◆ **Records for this exercise**
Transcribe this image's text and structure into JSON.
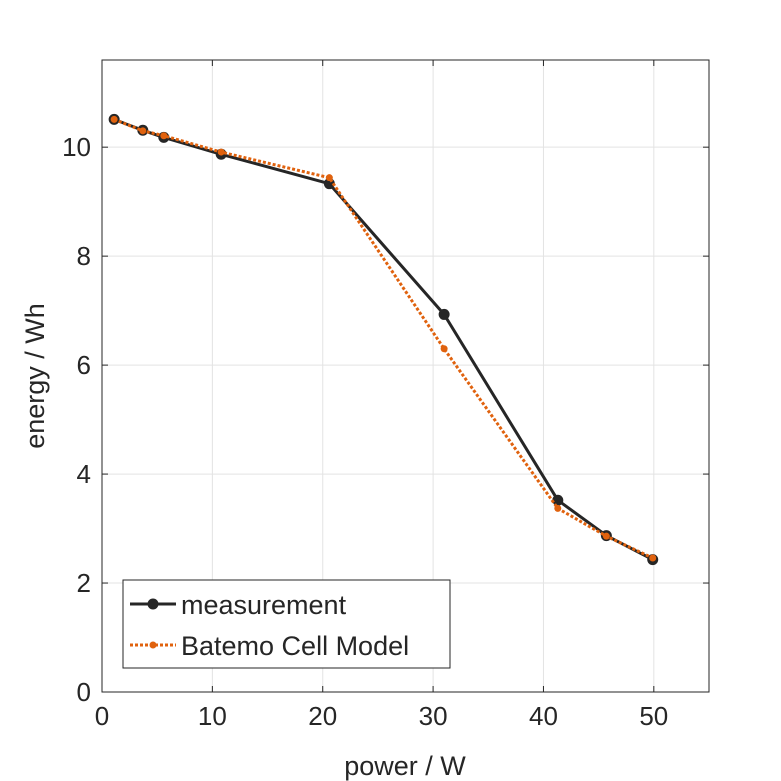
{
  "chart_data": {
    "type": "line",
    "title": "",
    "xlabel": "power / W",
    "ylabel": "energy / Wh",
    "xlim": [
      0,
      55
    ],
    "ylim": [
      0,
      11.6
    ],
    "xticks": [
      0,
      10,
      20,
      30,
      40,
      50
    ],
    "yticks": [
      0,
      2,
      4,
      6,
      8,
      10
    ],
    "grid": true,
    "legend_position": "bottom-left",
    "series": [
      {
        "name": "measurement",
        "color": "#262626",
        "line_style": "solid",
        "marker": "filled-circle",
        "x": [
          1.1,
          3.7,
          5.6,
          10.8,
          20.6,
          31.0,
          41.3,
          45.7,
          49.9
        ],
        "y": [
          10.51,
          10.31,
          10.18,
          9.87,
          9.33,
          6.93,
          3.52,
          2.87,
          2.43
        ]
      },
      {
        "name": "Batemo Cell Model",
        "color": "#E0620E",
        "line_style": "dotted",
        "marker": "small-dot",
        "x": [
          1.1,
          3.7,
          5.6,
          10.8,
          20.6,
          31.0,
          41.3,
          45.7,
          49.9
        ],
        "y": [
          10.51,
          10.3,
          10.21,
          9.91,
          9.44,
          6.3,
          3.37,
          2.86,
          2.46
        ]
      }
    ]
  }
}
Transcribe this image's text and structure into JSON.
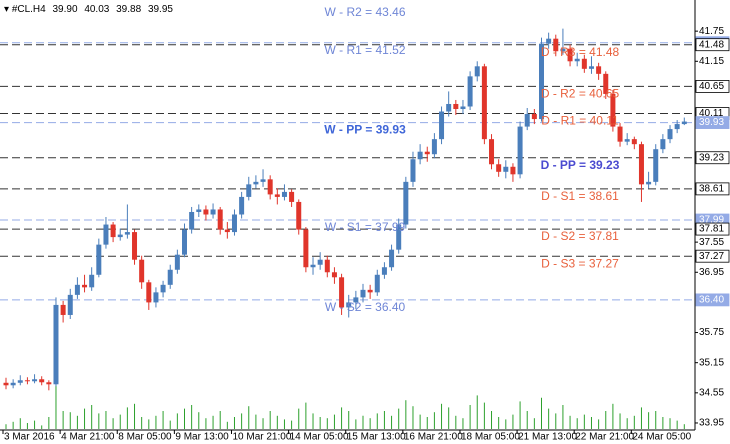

◆ **What the exercise asks**
Leave out the pictures and print every line of the data exactly.

◆ **Exercise result**
Transcribe this image's text and structure into JSON.
{
  "chart_data": {
    "type": "line",
    "title": "",
    "xlabel": "power / W",
    "ylabel": "energy / Wh",
    "xlim": [
      0,
      55
    ],
    "ylim": [
      0,
      11.6
    ],
    "xticks": [
      0,
      10,
      20,
      30,
      40,
      50
    ],
    "yticks": [
      0,
      2,
      4,
      6,
      8,
      10
    ],
    "grid": true,
    "legend_position": "bottom-left",
    "series": [
      {
        "name": "measurement",
        "color": "#262626",
        "line_style": "solid",
        "marker": "filled-circle",
        "x": [
          1.1,
          3.7,
          5.6,
          10.8,
          20.6,
          31.0,
          41.3,
          45.7,
          49.9
        ],
        "y": [
          10.51,
          10.31,
          10.18,
          9.87,
          9.33,
          6.93,
          3.52,
          2.87,
          2.43
        ]
      },
      {
        "name": "Batemo Cell Model",
        "color": "#E0620E",
        "line_style": "dotted",
        "marker": "small-dot",
        "x": [
          1.1,
          3.7,
          5.6,
          10.8,
          20.6,
          31.0,
          41.3,
          45.7,
          49.9
        ],
        "y": [
          10.51,
          10.3,
          10.21,
          9.91,
          9.44,
          6.3,
          3.37,
          2.86,
          2.46
        ]
      }
    ]
  }
}
Transcribe this image's text and structure into JSON.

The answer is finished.